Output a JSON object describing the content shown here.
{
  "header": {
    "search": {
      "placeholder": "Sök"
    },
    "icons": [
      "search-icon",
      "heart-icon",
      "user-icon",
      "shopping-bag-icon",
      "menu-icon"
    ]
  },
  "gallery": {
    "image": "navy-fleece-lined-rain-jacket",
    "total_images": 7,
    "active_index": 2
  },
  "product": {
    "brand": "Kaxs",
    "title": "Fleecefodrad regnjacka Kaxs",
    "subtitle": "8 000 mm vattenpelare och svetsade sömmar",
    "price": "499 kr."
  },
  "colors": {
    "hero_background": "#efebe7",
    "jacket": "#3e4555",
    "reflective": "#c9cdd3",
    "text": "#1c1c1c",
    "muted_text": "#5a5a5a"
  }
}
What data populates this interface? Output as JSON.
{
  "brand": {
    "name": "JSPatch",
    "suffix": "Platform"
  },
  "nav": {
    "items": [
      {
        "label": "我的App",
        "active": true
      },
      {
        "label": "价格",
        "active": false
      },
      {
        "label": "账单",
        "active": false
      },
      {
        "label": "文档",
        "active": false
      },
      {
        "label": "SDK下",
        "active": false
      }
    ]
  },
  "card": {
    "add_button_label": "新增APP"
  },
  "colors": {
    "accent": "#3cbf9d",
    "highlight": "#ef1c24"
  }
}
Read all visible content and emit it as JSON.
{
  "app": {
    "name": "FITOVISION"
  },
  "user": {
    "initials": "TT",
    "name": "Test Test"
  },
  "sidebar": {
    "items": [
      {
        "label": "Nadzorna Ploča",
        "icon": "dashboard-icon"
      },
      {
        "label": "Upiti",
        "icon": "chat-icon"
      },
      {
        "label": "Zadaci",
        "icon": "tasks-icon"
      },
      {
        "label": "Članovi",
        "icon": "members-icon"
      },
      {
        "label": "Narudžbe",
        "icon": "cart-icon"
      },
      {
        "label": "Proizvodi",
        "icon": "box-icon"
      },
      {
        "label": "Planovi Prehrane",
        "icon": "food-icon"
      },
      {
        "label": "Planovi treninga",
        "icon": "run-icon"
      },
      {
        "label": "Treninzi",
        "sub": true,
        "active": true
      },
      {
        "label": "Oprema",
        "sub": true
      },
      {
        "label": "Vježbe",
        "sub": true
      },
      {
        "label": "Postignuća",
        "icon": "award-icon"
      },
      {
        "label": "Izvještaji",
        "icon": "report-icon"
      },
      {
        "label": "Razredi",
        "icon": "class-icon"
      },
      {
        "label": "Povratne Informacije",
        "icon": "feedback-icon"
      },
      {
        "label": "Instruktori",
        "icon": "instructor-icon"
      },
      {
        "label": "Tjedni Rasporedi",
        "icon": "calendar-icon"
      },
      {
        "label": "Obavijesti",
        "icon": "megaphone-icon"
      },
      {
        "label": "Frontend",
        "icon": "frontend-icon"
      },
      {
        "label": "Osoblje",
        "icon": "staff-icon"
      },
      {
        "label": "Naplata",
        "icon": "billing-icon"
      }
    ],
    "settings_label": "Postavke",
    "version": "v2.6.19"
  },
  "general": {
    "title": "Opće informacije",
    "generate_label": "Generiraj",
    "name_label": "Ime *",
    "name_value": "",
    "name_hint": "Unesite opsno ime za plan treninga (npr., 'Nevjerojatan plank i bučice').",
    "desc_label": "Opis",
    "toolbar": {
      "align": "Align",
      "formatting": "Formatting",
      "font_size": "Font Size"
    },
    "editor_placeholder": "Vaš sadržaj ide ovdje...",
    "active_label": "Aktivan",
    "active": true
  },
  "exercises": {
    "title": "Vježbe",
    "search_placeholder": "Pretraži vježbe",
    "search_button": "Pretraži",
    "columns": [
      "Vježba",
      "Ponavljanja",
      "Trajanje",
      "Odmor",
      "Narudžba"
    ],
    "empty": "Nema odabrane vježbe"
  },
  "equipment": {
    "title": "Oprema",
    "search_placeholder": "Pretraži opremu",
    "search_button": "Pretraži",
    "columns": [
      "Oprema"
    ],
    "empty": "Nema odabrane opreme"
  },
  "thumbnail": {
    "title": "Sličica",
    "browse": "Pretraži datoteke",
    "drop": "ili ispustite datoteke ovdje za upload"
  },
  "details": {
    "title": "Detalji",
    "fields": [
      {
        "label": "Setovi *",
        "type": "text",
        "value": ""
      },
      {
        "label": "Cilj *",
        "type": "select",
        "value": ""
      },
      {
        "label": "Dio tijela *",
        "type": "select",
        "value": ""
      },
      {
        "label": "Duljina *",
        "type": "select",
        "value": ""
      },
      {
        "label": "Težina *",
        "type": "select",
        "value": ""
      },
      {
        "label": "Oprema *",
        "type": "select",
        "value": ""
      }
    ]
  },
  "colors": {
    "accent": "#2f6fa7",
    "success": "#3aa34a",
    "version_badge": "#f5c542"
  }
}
※
_WRITTEN TASK_.
Out of the preceding entries, pull every line containing the string "Oprema".

_WRITTEN ANSWER_.
        "label": "Oprema",
    "title": "Oprema",
      "Oprema"
        "label": "Oprema *",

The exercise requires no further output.